Start of Entries shown

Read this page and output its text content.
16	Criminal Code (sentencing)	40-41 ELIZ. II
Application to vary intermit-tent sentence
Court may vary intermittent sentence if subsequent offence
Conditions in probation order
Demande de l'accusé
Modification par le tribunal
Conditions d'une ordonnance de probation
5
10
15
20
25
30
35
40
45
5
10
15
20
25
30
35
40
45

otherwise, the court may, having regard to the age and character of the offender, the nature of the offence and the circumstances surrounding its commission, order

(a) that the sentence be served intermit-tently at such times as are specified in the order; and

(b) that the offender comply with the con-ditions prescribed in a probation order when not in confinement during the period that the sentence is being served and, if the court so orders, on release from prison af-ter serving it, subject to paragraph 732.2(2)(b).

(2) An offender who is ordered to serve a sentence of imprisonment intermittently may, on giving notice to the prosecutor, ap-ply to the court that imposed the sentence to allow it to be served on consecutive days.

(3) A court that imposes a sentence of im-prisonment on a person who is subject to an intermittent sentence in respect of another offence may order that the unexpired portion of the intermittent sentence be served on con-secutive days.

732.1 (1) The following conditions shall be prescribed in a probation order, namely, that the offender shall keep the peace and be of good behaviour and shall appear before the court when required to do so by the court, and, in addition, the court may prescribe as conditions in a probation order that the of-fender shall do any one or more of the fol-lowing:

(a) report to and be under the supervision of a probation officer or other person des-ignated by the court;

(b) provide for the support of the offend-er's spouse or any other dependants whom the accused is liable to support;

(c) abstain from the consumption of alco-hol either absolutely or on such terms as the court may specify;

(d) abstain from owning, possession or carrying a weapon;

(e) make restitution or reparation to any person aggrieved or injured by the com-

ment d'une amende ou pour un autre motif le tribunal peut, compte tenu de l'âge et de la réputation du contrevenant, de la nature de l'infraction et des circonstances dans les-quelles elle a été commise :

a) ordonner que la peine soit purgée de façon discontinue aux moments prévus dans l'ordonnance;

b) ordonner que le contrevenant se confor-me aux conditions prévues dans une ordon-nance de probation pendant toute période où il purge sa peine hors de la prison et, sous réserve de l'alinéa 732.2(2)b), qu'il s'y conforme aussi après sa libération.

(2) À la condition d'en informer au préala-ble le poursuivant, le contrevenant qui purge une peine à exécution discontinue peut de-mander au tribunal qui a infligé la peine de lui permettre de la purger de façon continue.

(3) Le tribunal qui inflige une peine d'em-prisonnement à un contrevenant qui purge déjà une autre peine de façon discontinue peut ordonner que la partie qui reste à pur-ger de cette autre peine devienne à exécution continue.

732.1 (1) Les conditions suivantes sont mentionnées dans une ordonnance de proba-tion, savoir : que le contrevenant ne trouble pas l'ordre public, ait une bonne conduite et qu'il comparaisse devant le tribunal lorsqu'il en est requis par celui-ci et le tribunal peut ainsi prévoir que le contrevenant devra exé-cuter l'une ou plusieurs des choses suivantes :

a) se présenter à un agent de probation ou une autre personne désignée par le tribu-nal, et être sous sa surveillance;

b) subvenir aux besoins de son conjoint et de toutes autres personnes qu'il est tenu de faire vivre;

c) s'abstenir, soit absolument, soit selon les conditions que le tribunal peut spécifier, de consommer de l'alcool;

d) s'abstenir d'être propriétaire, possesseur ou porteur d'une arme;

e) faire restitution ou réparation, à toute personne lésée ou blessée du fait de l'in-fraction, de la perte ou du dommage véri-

End of Entries shown

Reproduce the entries above in full by retyping them exactly.

**Complete answer**:
Read this page and output its text content.
16	Criminal Code (sentencing)	40-41 ELIZ. II
Application to vary intermit-tent sentence
Court may vary intermittent sentence if subsequent offence
Conditions in probation order
Demande de l'accusé
Modification par le tribunal
Conditions d'une ordonnance de probation
5
10
15
20
25
30
35
40
45
5
10
15
20
25
30
35
40
45

otherwise, the court may, having regard to the age and character of the offender, the nature of the offence and the circumstances surrounding its commission, order

(a) that the sentence be served intermit-tently at such times as are specified in the order; and

(b) that the offender comply with the con-ditions prescribed in a probation order when not in confinement during the period that the sentence is being served and, if the court so orders, on release from prison af-ter serving it, subject to paragraph 732.2(2)(b).

(2) An offender who is ordered to serve a sentence of imprisonment intermittently may, on giving notice to the prosecutor, ap-ply to the court that imposed the sentence to allow it to be served on consecutive days.

(3) A court that imposes a sentence of im-prisonment on a person who is subject to an intermittent sentence in respect of another offence may order that the unexpired portion of the intermittent sentence be served on con-secutive days.

732.1 (1) The following conditions shall be prescribed in a probation order, namely, that the offender shall keep the peace and be of good behaviour and shall appear before the court when required to do so by the court, and, in addition, the court may prescribe as conditions in a probation order that the of-fender shall do any one or more of the fol-lowing:

(a) report to and be under the supervision of a probation officer or other person des-ignated by the court;

(b) provide for the support of the offend-er's spouse or any other dependants whom the accused is liable to support;

(c) abstain from the consumption of alco-hol either absolutely or on such terms as the court may specify;

(d) abstain from owning, possession or carrying a weapon;

(e) make restitution or reparation to any person aggrieved or injured by the com-

ment d'une amende ou pour un autre motif le tribunal peut, compte tenu de l'âge et de la réputation du contrevenant, de la nature de l'infraction et des circonstances dans les-quelles elle a été commise :

a) ordonner que la peine soit purgée de façon discontinue aux moments prévus dans l'ordonnance;

b) ordonner que le contrevenant se confor-me aux conditions prévues dans une ordon-nance de probation pendant toute période où il purge sa peine hors de la prison et, sous réserve de l'alinéa 732.2(2)b), qu'il s'y conforme aussi après sa libération.

(2) À la condition d'en informer au préala-ble le poursuivant, le contrevenant qui purge une peine à exécution discontinue peut de-mander au tribunal qui a infligé la peine de lui permettre de la purger de façon continue.

(3) Le tribunal qui inflige une peine d'em-prisonnement à un contrevenant qui purge déjà une autre peine de façon discontinue peut ordonner que la partie qui reste à pur-ger de cette autre peine devienne à exécution continue.

732.1 (1) Les conditions suivantes sont mentionnées dans une ordonnance de proba-tion, savoir : que le contrevenant ne trouble pas l'ordre public, ait une bonne conduite et qu'il comparaisse devant le tribunal lorsqu'il en est requis par celui-ci et le tribunal peut ainsi prévoir que le contrevenant devra exé-cuter l'une ou plusieurs des choses suivantes :

a) se présenter à un agent de probation ou une autre personne désignée par le tribu-nal, et être sous sa surveillance;

b) subvenir aux besoins de son conjoint et de toutes autres personnes qu'il est tenu de faire vivre;

c) s'abstenir, soit absolument, soit selon les conditions que le tribunal peut spécifier, de consommer de l'alcool;

d) s'abstenir d'être propriétaire, possesseur ou porteur d'une arme;

e) faire restitution ou réparation, à toute personne lésée ou blessée du fait de l'in-fraction, de la perte ou du dommage véri-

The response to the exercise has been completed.